■ OBJECTIVE
Would it be possible to write out each entry below exactly, without the pictures?

■ MATERIAL TO PROCESS
** Begin **
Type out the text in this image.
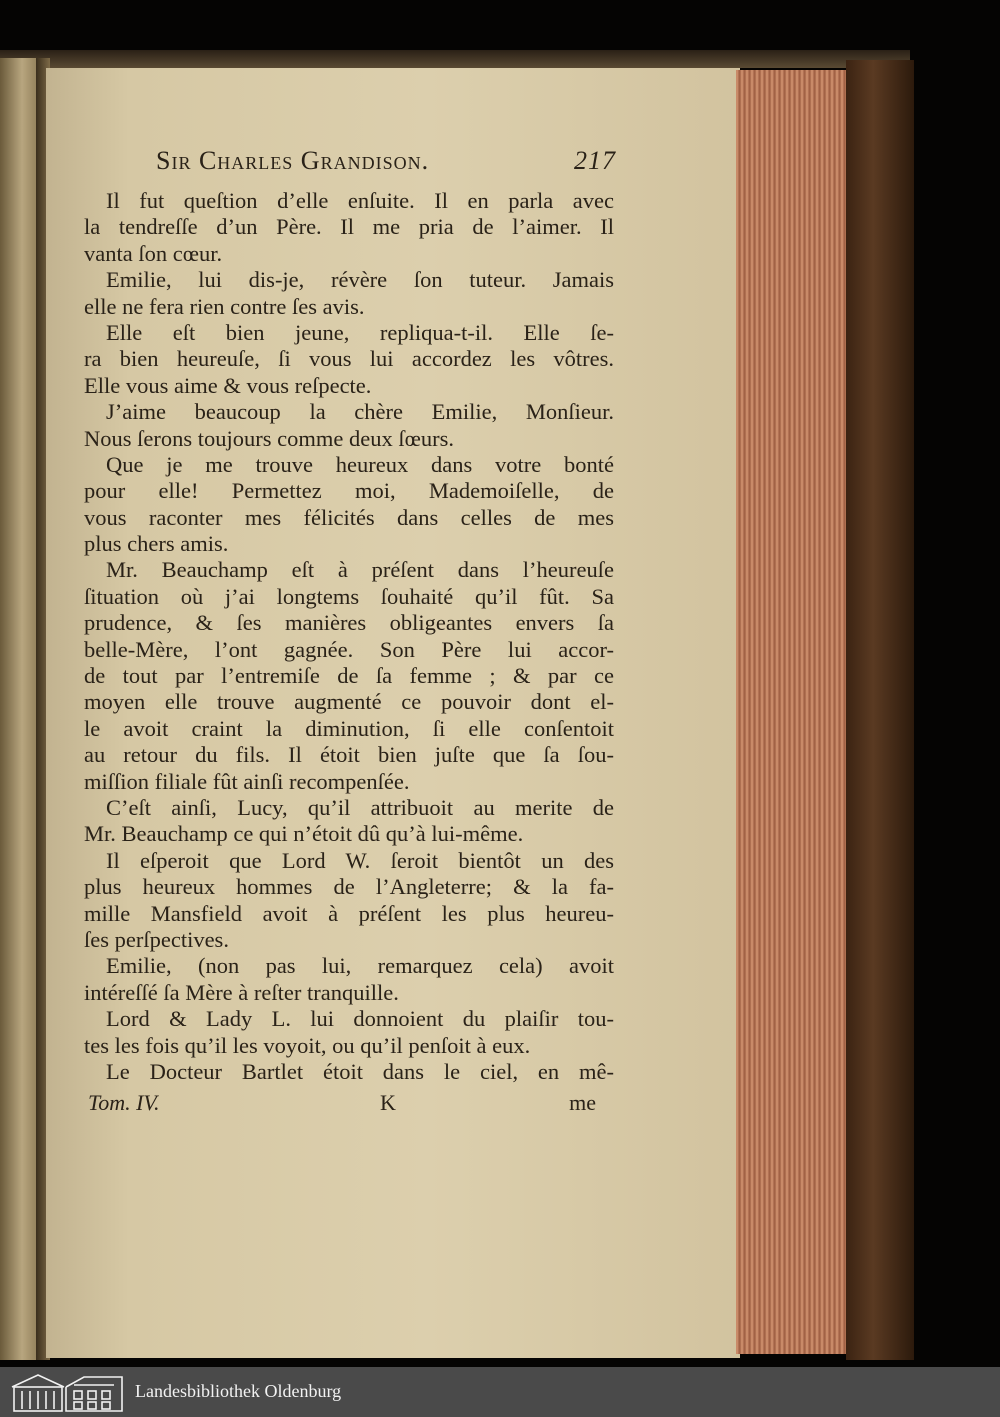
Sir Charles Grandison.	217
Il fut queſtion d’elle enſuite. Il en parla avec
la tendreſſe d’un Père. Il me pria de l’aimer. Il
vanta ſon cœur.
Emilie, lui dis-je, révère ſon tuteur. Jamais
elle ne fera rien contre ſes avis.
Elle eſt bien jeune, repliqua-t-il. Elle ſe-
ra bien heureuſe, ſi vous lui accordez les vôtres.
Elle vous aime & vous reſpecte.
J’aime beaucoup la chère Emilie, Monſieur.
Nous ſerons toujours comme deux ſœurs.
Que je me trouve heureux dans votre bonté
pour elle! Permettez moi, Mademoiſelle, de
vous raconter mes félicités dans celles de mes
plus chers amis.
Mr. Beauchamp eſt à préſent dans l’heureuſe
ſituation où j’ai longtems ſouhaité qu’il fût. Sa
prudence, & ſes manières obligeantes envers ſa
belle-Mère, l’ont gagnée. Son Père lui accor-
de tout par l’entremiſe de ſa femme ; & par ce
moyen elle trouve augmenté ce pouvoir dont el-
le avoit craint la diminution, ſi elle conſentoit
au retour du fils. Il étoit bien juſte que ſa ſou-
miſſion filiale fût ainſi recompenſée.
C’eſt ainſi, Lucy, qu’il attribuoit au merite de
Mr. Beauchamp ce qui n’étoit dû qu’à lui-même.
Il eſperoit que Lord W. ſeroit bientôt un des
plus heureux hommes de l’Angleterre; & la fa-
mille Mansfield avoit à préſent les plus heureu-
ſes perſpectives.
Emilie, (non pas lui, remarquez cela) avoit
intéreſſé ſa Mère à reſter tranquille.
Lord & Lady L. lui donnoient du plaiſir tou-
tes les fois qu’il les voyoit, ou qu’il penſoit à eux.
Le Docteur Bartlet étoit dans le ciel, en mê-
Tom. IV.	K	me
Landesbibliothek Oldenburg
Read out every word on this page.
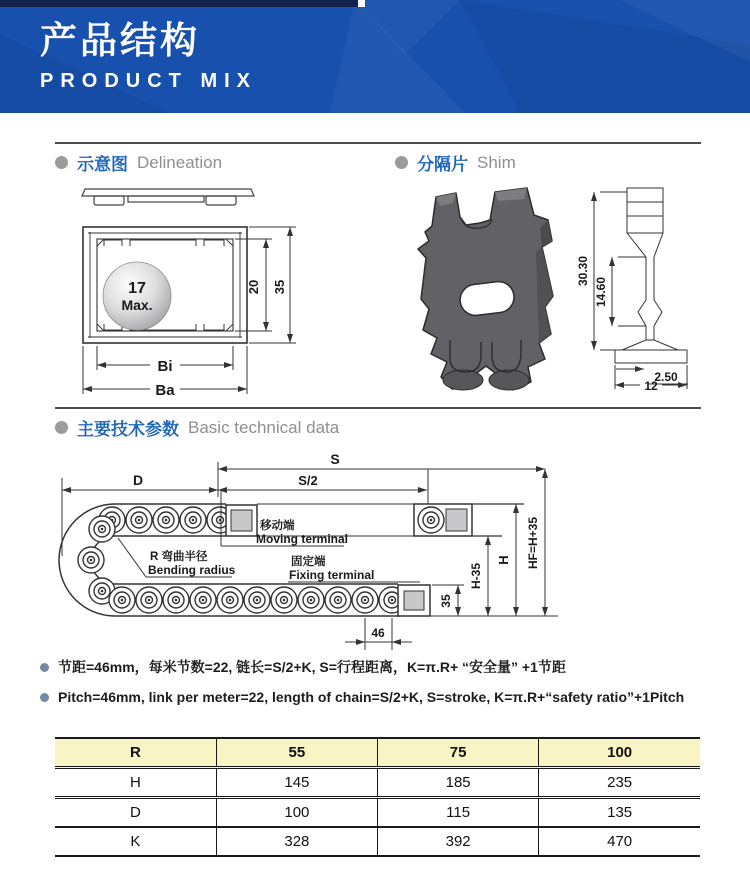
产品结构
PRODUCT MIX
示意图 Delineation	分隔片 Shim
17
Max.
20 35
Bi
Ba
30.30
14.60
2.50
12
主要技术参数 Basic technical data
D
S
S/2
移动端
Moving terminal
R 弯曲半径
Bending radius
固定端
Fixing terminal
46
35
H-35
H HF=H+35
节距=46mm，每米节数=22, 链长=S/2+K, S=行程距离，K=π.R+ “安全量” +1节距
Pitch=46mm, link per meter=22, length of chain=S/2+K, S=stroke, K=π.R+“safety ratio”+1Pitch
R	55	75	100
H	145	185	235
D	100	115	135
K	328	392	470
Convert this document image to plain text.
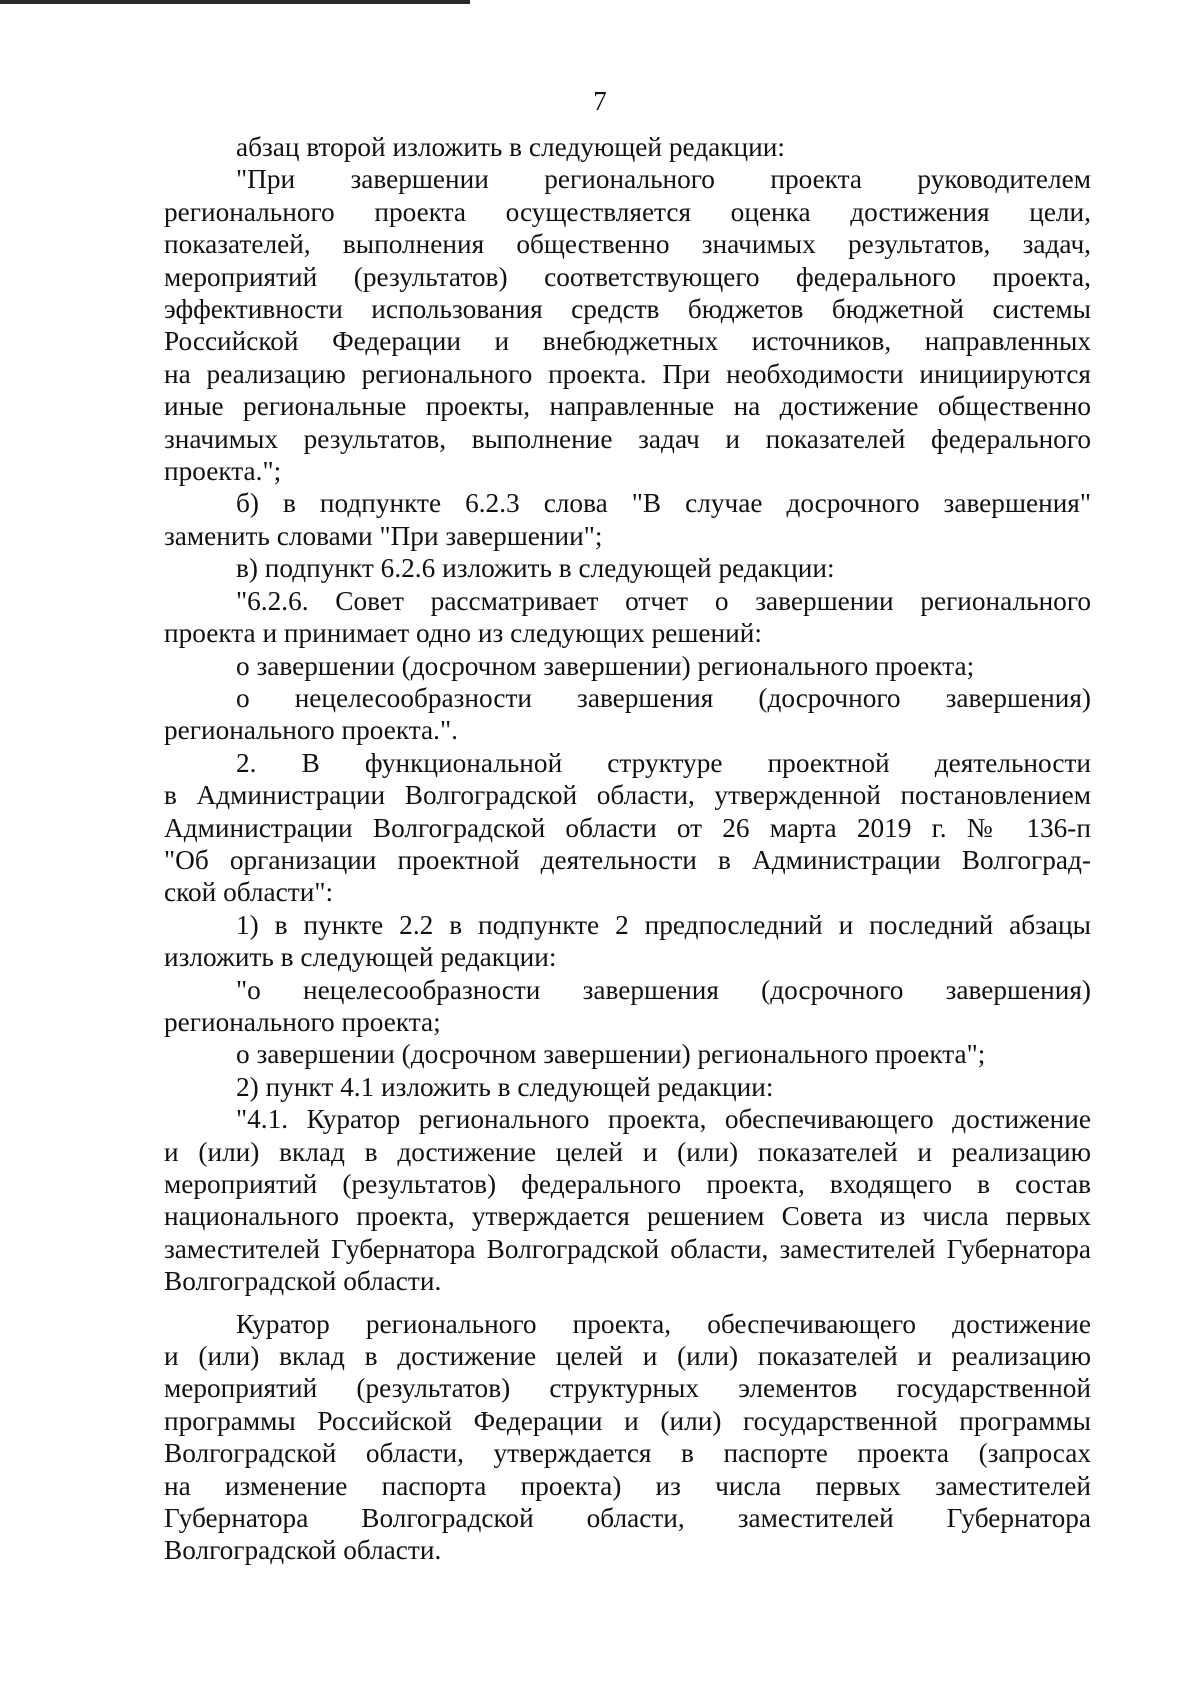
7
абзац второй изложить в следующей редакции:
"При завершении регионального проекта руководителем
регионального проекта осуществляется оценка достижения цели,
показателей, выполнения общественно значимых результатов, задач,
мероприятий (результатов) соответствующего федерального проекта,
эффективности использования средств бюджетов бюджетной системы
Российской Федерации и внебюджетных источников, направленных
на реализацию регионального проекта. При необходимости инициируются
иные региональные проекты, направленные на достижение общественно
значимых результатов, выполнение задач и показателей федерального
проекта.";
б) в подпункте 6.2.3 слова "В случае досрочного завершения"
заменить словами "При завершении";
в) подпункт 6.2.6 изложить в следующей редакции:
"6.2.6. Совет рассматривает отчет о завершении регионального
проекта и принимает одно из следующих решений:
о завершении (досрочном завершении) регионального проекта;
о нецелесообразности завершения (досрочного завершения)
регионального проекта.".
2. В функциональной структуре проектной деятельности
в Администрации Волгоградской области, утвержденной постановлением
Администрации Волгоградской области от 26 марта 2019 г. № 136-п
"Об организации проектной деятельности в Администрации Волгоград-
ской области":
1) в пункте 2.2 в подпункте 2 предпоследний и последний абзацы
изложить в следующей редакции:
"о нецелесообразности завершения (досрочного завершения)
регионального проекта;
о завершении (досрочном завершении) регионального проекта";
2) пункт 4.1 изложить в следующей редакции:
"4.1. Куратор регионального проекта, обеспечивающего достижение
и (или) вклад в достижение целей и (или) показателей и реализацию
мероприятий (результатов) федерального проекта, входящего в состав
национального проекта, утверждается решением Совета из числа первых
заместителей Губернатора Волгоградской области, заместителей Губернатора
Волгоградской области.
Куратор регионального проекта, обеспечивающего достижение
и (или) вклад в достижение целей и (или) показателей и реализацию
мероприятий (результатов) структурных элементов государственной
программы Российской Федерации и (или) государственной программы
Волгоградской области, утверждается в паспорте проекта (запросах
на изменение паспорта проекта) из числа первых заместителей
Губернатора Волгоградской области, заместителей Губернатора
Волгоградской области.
** End **
■ COMPLETE RESPONSE
Type out the text in this image.
Sir Charles Grandison.	217
Il fut queſtion d’elle enſuite. Il en parla avec
la tendreſſe d’un Père. Il me pria de l’aimer. Il
vanta ſon cœur.
Emilie, lui dis-je, révère ſon tuteur. Jamais
elle ne fera rien contre ſes avis.
Elle eſt bien jeune, repliqua-t-il. Elle ſe-
ra bien heureuſe, ſi vous lui accordez les vôtres.
Elle vous aime & vous reſpecte.
J’aime beaucoup la chère Emilie, Monſieur.
Nous ſerons toujours comme deux ſœurs.
Que je me trouve heureux dans votre bonté
pour elle! Permettez moi, Mademoiſelle, de
vous raconter mes félicités dans celles de mes
plus chers amis.
Mr. Beauchamp eſt à préſent dans l’heureuſe
ſituation où j’ai longtems ſouhaité qu’il fût. Sa
prudence, & ſes manières obligeantes envers ſa
belle-Mère, l’ont gagnée. Son Père lui accor-
de tout par l’entremiſe de ſa femme ; & par ce
moyen elle trouve augmenté ce pouvoir dont el-
le avoit craint la diminution, ſi elle conſentoit
au retour du fils. Il étoit bien juſte que ſa ſou-
miſſion filiale fût ainſi recompenſée.
C’eſt ainſi, Lucy, qu’il attribuoit au merite de
Mr. Beauchamp ce qui n’étoit dû qu’à lui-même.
Il eſperoit que Lord W. ſeroit bientôt un des
plus heureux hommes de l’Angleterre; & la fa-
mille Mansfield avoit à préſent les plus heureu-
ſes perſpectives.
Emilie, (non pas lui, remarquez cela) avoit
intéreſſé ſa Mère à reſter tranquille.
Lord & Lady L. lui donnoient du plaiſir tou-
tes les fois qu’il les voyoit, ou qu’il penſoit à eux.
Le Docteur Bartlet étoit dans le ciel, en mê-
Tom. IV.	K	me
Landesbibliothek Oldenburg
Read out every word on this page.
产品结构
PRODUCT MIX
示意图 Delineation	分隔片 Shim
17
Max.
20 35
Bi
Ba
30.30
14.60
2.50
12
主要技术参数 Basic technical data
D
S
S/2
移动端
Moving terminal
R 弯曲半径
Bending radius
固定端
Fixing terminal
46
35
H-35
H HF=H+35
节距=46mm，每米节数=22, 链长=S/2+K, S=行程距离，K=π.R+ “安全量” +1节距
Pitch=46mm, link per meter=22, length of chain=S/2+K, S=stroke, K=π.R+“safety ratio”+1Pitch
R	55	75	100
H	145	185	235
D	100	115	135
K	328	392	470
Convert this document image to plain text.
7
абзац второй изложить в следующей редакции:
"При завершении регионального проекта руководителем
регионального проекта осуществляется оценка достижения цели,
показателей, выполнения общественно значимых результатов, задач,
мероприятий (результатов) соответствующего федерального проекта,
эффективности использования средств бюджетов бюджетной системы
Российской Федерации и внебюджетных источников, направленных
на реализацию регионального проекта. При необходимости инициируются
иные региональные проекты, направленные на достижение общественно
значимых результатов, выполнение задач и показателей федерального
проекта.";
б) в подпункте 6.2.3 слова "В случае досрочного завершения"
заменить словами "При завершении";
в) подпункт 6.2.6 изложить в следующей редакции:
"6.2.6. Совет рассматривает отчет о завершении регионального
проекта и принимает одно из следующих решений:
о завершении (досрочном завершении) регионального проекта;
о нецелесообразности завершения (досрочного завершения)
регионального проекта.".
2. В функциональной структуре проектной деятельности
в Администрации Волгоградской области, утвержденной постановлением
Администрации Волгоградской области от 26 марта 2019 г. № 136-п
"Об организации проектной деятельности в Администрации Волгоград-
ской области":
1) в пункте 2.2 в подпункте 2 предпоследний и последний абзацы
изложить в следующей редакции:
"о нецелесообразности завершения (досрочного завершения)
регионального проекта;
о завершении (досрочном завершении) регионального проекта";
2) пункт 4.1 изложить в следующей редакции:
"4.1. Куратор регионального проекта, обеспечивающего достижение
и (или) вклад в достижение целей и (или) показателей и реализацию
мероприятий (результатов) федерального проекта, входящего в состав
национального проекта, утверждается решением Совета из числа первых
заместителей Губернатора Волгоградской области, заместителей Губернатора
Волгоградской области.
Куратор регионального проекта, обеспечивающего достижение
и (или) вклад в достижение целей и (или) показателей и реализацию
мероприятий (результатов) структурных элементов государственной
программы Российской Федерации и (или) государственной программы
Волгоградской области, утверждается в паспорте проекта (запросах
на изменение паспорта проекта) из числа первых заместителей
Губернатора Волгоградской области, заместителей Губернатора
Волгоградской области.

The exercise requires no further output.